*Work to be completed*:
For the entries that follow, tally the lines holding the string "Order". Give the total and nothing else.
*** Input rows ***
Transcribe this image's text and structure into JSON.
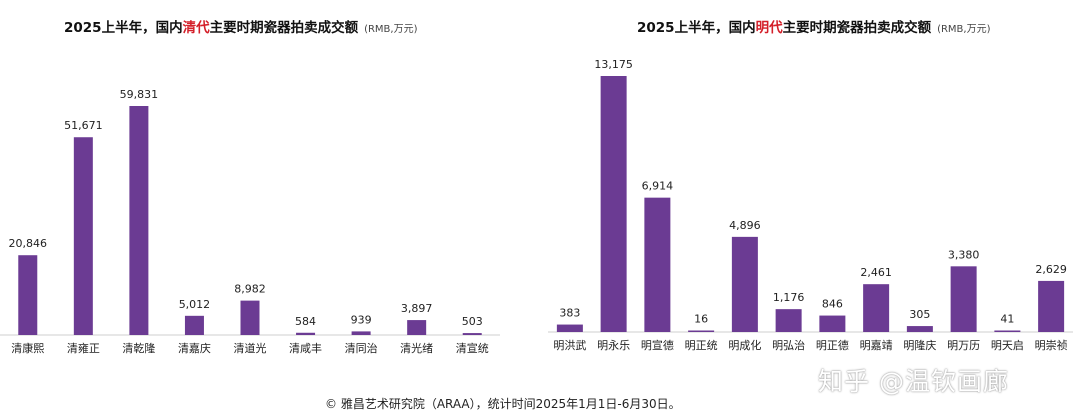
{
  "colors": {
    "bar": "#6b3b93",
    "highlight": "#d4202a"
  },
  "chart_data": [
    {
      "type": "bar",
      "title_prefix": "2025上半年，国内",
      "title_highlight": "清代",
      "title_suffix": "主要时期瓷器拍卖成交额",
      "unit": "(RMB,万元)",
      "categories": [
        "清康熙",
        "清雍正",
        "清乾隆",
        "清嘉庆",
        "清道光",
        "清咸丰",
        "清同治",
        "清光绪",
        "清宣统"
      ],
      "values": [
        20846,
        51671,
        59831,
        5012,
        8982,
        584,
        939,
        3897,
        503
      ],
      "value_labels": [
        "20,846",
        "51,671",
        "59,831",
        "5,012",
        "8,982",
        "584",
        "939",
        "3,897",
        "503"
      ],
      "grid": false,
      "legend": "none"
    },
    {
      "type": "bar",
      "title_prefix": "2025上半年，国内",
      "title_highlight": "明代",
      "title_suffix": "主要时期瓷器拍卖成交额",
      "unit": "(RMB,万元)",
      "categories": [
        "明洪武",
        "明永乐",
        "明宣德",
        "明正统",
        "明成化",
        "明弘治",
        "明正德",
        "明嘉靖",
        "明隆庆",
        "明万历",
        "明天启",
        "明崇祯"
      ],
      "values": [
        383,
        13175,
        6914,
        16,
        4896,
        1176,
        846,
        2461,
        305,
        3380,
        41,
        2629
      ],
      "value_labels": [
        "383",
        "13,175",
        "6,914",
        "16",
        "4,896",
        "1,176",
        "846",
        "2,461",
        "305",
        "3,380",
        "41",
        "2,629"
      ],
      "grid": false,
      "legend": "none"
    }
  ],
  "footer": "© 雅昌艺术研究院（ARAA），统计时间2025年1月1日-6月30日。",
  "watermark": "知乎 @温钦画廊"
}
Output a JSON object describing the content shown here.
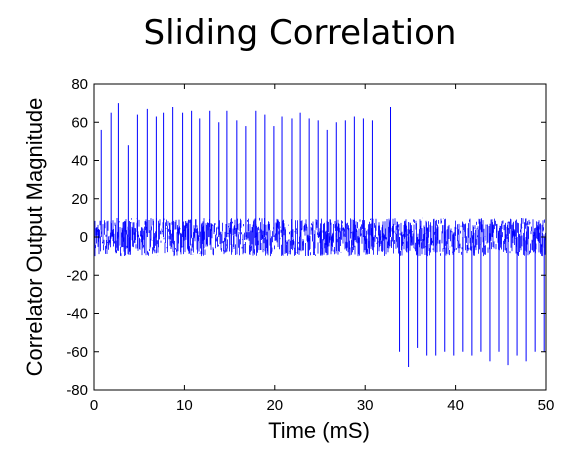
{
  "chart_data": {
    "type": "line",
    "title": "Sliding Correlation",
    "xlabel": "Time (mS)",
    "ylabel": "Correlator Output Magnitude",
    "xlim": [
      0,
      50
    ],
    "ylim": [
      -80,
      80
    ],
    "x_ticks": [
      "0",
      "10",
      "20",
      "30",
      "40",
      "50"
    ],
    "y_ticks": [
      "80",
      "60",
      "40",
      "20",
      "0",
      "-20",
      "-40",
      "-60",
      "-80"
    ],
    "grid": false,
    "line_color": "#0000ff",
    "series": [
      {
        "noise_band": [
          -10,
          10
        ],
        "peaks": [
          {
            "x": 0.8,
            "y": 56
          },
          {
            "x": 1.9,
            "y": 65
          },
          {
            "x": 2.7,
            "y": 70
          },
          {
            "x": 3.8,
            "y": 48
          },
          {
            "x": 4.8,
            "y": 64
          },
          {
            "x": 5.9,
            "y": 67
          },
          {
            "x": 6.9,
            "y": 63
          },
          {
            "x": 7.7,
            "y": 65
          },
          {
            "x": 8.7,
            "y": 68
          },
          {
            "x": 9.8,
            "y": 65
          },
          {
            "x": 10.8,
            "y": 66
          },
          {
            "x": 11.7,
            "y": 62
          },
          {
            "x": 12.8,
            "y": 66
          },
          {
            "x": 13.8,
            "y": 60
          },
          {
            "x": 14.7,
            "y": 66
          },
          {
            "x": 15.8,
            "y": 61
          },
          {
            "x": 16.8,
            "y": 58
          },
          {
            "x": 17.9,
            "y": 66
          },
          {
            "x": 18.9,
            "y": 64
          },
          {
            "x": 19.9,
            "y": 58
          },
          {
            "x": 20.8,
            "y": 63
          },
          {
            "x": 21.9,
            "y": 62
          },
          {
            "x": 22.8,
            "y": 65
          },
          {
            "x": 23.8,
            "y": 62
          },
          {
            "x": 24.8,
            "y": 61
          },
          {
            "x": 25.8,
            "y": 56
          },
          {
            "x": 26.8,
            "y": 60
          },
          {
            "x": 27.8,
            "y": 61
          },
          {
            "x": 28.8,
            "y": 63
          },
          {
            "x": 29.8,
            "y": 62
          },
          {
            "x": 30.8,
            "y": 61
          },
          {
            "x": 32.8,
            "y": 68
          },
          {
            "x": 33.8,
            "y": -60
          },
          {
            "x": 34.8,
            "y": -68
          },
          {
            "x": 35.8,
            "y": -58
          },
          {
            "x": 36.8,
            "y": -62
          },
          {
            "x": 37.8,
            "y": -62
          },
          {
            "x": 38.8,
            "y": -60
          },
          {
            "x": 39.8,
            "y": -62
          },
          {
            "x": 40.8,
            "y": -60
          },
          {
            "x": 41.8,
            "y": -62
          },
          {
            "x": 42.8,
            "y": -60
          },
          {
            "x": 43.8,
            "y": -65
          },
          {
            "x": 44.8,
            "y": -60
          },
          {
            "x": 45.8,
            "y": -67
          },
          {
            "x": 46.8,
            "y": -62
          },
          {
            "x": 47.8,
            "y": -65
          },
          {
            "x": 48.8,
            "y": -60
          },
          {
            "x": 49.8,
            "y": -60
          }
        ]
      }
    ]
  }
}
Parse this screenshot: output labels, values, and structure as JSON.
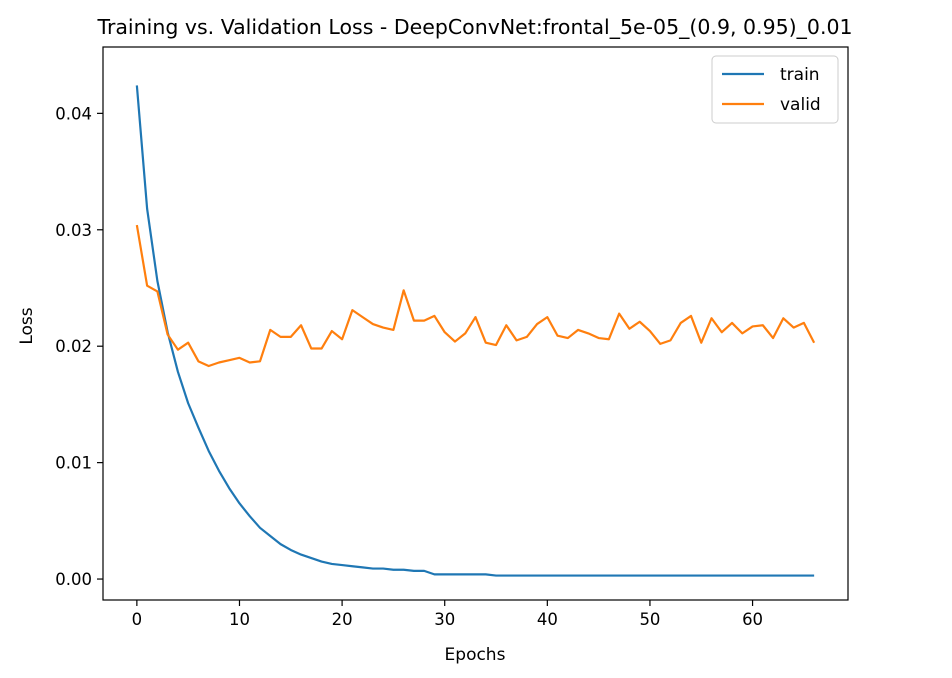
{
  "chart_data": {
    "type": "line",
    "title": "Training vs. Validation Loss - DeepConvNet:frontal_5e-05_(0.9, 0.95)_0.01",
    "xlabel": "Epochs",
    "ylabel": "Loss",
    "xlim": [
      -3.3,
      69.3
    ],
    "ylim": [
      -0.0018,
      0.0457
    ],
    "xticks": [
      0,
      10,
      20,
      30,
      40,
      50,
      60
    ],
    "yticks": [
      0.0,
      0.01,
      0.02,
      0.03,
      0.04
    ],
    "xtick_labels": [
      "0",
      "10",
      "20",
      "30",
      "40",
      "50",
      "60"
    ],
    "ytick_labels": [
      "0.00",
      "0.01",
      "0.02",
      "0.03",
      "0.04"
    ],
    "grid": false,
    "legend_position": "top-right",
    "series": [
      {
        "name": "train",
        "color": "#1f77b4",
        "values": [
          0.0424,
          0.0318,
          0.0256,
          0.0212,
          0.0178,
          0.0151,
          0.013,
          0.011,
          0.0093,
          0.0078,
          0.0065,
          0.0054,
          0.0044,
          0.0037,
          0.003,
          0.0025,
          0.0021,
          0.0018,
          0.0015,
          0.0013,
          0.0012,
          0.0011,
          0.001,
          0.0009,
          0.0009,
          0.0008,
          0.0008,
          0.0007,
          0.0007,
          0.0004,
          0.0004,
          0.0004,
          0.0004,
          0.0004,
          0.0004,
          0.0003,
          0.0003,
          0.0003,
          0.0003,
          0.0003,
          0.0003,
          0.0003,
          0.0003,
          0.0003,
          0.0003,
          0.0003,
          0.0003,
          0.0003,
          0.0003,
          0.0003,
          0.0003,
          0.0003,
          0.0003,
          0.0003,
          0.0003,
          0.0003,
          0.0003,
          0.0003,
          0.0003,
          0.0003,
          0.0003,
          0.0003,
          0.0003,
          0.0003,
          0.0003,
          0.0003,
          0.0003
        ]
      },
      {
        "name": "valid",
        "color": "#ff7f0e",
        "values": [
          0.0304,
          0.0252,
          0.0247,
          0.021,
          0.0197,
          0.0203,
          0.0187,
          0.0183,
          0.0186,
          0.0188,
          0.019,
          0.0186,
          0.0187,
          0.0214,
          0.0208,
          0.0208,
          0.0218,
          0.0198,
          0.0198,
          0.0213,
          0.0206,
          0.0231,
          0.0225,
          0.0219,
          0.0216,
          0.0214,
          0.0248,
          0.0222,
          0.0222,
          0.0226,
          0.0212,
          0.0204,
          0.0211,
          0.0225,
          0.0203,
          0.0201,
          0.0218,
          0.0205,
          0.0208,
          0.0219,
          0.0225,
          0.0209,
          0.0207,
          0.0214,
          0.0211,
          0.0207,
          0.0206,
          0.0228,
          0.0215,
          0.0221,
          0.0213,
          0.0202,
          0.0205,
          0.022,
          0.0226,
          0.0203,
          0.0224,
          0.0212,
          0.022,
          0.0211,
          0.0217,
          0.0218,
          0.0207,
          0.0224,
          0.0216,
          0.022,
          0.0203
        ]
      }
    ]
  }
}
***
*** Input rows ***
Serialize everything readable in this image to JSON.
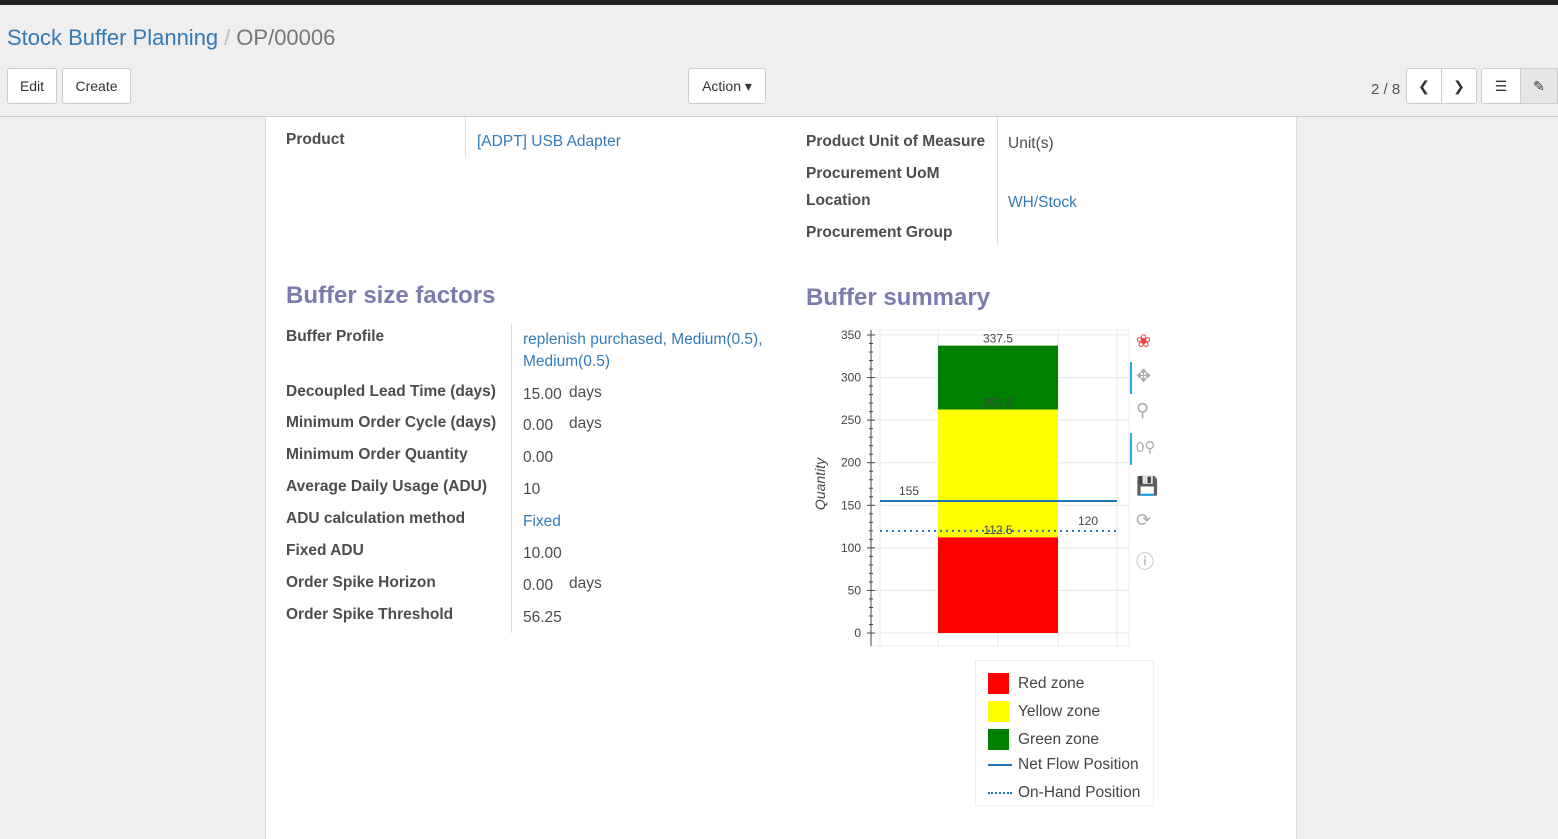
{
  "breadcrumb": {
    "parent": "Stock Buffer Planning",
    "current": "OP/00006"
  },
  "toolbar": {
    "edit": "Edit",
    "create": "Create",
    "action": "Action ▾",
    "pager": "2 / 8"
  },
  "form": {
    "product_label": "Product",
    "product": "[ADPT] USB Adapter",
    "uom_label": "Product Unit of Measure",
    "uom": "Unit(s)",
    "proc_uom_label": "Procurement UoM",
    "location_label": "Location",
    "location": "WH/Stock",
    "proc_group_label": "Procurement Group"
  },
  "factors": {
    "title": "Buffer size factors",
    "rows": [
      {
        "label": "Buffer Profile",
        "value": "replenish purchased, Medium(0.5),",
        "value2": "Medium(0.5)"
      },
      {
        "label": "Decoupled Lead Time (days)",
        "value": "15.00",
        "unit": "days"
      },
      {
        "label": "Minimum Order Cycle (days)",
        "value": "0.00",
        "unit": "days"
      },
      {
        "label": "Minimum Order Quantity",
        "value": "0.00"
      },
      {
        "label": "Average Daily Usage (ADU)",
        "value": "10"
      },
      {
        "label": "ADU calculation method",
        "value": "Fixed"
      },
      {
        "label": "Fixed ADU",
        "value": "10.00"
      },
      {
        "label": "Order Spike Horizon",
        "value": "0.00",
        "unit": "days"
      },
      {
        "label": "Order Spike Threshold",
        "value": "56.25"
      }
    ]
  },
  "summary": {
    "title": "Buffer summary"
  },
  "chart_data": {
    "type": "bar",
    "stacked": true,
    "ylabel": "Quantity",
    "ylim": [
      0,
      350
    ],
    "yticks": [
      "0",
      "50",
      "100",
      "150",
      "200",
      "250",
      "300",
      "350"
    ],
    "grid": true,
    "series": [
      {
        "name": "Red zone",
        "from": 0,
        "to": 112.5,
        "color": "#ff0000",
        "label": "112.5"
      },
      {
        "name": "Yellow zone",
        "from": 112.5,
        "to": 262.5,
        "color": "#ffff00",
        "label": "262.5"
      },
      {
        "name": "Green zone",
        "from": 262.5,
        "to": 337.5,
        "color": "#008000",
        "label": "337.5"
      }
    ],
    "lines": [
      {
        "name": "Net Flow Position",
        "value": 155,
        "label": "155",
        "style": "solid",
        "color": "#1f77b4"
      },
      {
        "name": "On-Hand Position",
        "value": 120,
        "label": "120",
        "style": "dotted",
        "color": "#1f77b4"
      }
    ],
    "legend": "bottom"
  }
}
***
*Solved exercise*:
4